» **WORK INSTRUCTIONS**:
• a. According to the Almost Famous passage, how long was the full script the writer read in the conference room?
• b. Render the rows as a JSON list of strings, one string per line, leaving out blank lines. Cover only the lines from the start of the rows through the line containing "cupcake-card[interactable]: Vanilla &".

===== QUOTED TEXT

Soon thereafter I got a call to meet one of the most talented and nicest human beings on the planet, Cameron
Crowe. I had put an audition on tape in New York a few months before moving to LA. I had never been to an audition before where the director ushered me to a chair in his office and then promptly sat cross-legged on the floor in front of me as I prepared to read.
In the original script of the “Untitled Cameron Crowe Project” (aka Almost Famous), the small part I would end up playing, Dave Felton, a real boss of Cameron’s at Rolling Stone in the seventies, tracks down the young hero, William Miller, to the airport and gives him a wise and valuable lecture on the meaning of art and life. This scene was eventually, heartbreakingly, cut before we started shooting. I know this because after I was cast I was allowed to come into the office’s conference room, sign a nondisclosure agreement, and read the full script, which was almost two hundred pages long.

==========
===== RECORDS FOR THIS TASK

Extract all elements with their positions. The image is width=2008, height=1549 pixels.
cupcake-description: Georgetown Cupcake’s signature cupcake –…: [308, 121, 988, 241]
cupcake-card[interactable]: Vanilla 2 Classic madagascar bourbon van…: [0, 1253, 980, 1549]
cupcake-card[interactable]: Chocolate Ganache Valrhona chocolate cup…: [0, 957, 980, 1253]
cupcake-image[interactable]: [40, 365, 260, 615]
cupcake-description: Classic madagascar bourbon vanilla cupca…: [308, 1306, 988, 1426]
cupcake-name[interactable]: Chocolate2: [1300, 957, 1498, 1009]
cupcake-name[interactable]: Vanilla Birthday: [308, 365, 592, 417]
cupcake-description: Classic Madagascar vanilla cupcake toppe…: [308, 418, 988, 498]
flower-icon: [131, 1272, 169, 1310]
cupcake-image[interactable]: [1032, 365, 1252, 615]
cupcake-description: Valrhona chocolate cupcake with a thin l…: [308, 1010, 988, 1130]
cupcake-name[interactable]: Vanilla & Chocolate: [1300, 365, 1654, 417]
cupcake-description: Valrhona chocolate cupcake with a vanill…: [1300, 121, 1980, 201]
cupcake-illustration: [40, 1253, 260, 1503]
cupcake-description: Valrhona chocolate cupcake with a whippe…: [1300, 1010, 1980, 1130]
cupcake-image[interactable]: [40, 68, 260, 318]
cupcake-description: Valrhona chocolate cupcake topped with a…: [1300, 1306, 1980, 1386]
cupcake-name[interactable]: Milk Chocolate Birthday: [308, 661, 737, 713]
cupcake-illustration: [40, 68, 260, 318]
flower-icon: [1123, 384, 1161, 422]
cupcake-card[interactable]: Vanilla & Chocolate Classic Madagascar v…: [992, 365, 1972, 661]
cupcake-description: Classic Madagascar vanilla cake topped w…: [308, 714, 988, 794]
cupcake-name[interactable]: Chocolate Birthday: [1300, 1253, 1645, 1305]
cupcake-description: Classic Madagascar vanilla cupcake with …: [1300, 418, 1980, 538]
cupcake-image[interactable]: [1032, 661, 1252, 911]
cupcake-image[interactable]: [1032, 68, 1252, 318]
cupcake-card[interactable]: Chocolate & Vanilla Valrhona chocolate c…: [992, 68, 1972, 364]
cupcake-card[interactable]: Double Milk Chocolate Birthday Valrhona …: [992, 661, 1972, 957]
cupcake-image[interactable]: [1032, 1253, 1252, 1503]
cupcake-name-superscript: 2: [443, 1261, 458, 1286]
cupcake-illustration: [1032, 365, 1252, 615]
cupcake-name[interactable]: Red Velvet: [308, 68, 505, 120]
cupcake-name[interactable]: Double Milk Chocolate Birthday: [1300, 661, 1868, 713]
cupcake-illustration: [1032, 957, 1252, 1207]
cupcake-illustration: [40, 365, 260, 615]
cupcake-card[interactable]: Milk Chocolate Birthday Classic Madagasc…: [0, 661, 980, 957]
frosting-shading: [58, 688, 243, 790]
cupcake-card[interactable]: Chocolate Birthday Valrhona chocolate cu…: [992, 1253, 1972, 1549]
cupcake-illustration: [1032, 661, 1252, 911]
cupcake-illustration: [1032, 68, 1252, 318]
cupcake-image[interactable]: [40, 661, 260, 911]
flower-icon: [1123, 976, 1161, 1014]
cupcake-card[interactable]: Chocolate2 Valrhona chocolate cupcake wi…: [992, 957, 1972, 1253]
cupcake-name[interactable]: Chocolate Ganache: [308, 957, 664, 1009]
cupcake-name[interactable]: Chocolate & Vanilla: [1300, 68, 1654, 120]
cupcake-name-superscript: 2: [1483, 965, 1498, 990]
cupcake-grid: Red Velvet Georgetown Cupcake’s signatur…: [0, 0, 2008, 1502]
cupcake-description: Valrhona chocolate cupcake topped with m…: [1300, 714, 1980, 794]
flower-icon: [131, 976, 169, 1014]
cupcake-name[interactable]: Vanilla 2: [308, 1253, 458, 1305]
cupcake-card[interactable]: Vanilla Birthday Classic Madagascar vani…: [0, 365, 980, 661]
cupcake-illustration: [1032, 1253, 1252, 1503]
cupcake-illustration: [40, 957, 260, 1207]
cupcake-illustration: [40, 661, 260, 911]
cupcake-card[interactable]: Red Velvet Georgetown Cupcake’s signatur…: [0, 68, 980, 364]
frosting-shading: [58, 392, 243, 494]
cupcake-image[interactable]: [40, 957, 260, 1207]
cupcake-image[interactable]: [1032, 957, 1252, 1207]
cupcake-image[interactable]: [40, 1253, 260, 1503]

==========

» **TASK RESPONSES**:
• a. Almost two hundred pages long.

• b.
[
  "Extract all elements with their positions. The image is width=2008, height=1549 pixels.",
  "cupcake-description: Georgetown Cupcake’s signature cupcake –…: [308, 121, 988, 241]",
  "cupcake-card[interactable]: Vanilla 2 Classic madagascar bourbon van…: [0, 1253, 980, 1549]",
  "cupcake-card[interactable]: Chocolate Ganache Valrhona chocolate cup…: [0, 957, 980, 1253]",
  "cupcake-image[interactable]: [40, 365, 260, 615]",
  "cupcake-description: Classic madagascar bourbon vanilla cupca…: [308, 1306, 988, 1426]",
  "cupcake-name[interactable]: Chocolate2: [1300, 957, 1498, 1009]",
  "cupcake-name[interactable]: Vanilla Birthday: [308, 365, 592, 417]",
  "cupcake-description: Classic Madagascar vanilla cupcake toppe…: [308, 418, 988, 498]",
  "flower-icon: [131, 1272, 169, 1310]",
  "cupcake-image[interactable]: [1032, 365, 1252, 615]",
  "cupcake-description: Valrhona chocolate cupcake with a thin l…: [308, 1010, 988, 1130]",
  "cupcake-name[interactable]: Vanilla & Chocolate: [1300, 365, 1654, 417]",
  "cupcake-description: Valrhona chocolate cupcake with a vanill…: [1300, 121, 1980, 201]",
  "cupcake-illustration: [40, 1253, 260, 1503]",
  "cupcake-description: Valrhona chocolate cupcake with a whippe…: [1300, 1010, 1980, 1130]",
  "cupcake-image[interactable]: [40, 68, 260, 318]",
  "cupcake-description: Valrhona chocolate cupcake topped with a…: [1300, 1306, 1980, 1386]",
  "cupcake-name[interactable]: Milk Chocolate Birthday: [308, 661, 737, 713]",
  "cupcake-illustration: [40, 68, 260, 318]",
  "flower-icon: [1123, 384, 1161, 422]",
  "cupcake-card[interactable]: Vanilla & Chocolate Classic Madagascar v…: [992, 365, 1972, 661]"
]